INSTRUCTION: Copy out all lines where "Глава" appears.

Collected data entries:
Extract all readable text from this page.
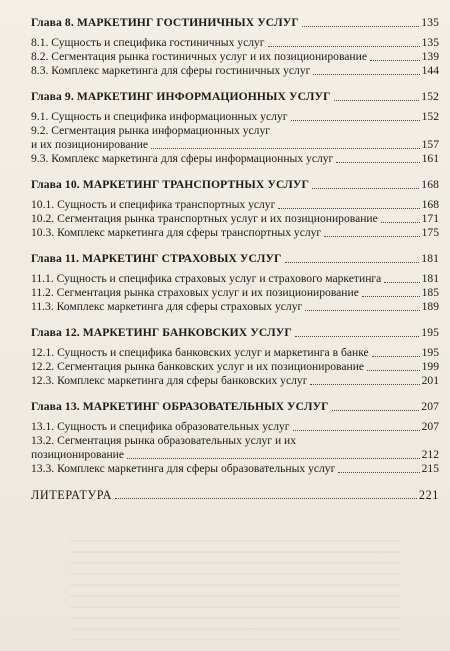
Глава 8. МАРКЕТИНГ ГОСТИНИЧНЫХ УСЛУГ	135
8.1. Сущность и специфика гостиничных услуг	135
8.2. Сегментация рынка гостиничных услуг и их позиционирование	139
8.3. Комплекс маркетинга для сферы гостиничных услуг	144
Глава 9. МАРКЕТИНГ ИНФОРМАЦИОННЫХ УСЛУГ	152
9.1. Сущность и специфика информационных услуг	152
9.2. Сегментация рынка информационных услуг
и их позиционирование	157
9.3. Комплекс маркетинга для сферы информационных услуг	161
Глава 10. МАРКЕТИНГ ТРАНСПОРТНЫХ УСЛУГ	168
10.1. Сущность и специфика транспортных услуг	168
10.2. Сегментация рынка транспортных услуг и их позиционирование	171
10.3. Комплекс маркетинга для сферы транспортных услуг	175
Глава 11. МАРКЕТИНГ СТРАХОВЫХ УСЛУГ	181
11.1. Сущность и специфика страховых услуг и страхового маркетинга	181
11.2. Сегментация рынка страховых услуг и их позиционирование	185
11.3. Комплекс маркетинга для сферы страховых услуг	189
Глава 12. МАРКЕТИНГ БАНКОВСКИХ УСЛУГ	195
12.1. Сущность и специфика банковских услуг и маркетинга в банке	195
12.2. Сегментация рынка банковских услуг и их позиционирование	199
12.3. Комплекс маркетинга для сферы банковских услуг	201
Глава 13. МАРКЕТИНГ ОБРАЗОВАТЕЛЬНЫХ УСЛУГ	207
13.1. Сущность и специфика образовательных услуг	207
13.2. Сегментация рынка образовательных услуг и их
позиционирование	212
13.3. Комплекс маркетинга для сферы образовательных услуг	215
ЛИТЕРАТУРА	221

RESPONSE TO THIS TASK:
Глава 8. МАРКЕТИНГ ГОСТИНИЧНЫХ УСЛУГ	135
Глава 9. МАРКЕТИНГ ИНФОРМАЦИОННЫХ УСЛУГ	152
Глава 10. МАРКЕТИНГ ТРАНСПОРТНЫХ УСЛУГ	168
Глава 11. МАРКЕТИНГ СТРАХОВЫХ УСЛУГ	181
Глава 12. МАРКЕТИНГ БАНКОВСКИХ УСЛУГ	195
Глава 13. МАРКЕТИНГ ОБРАЗОВАТЕЛЬНЫХ УСЛУГ	207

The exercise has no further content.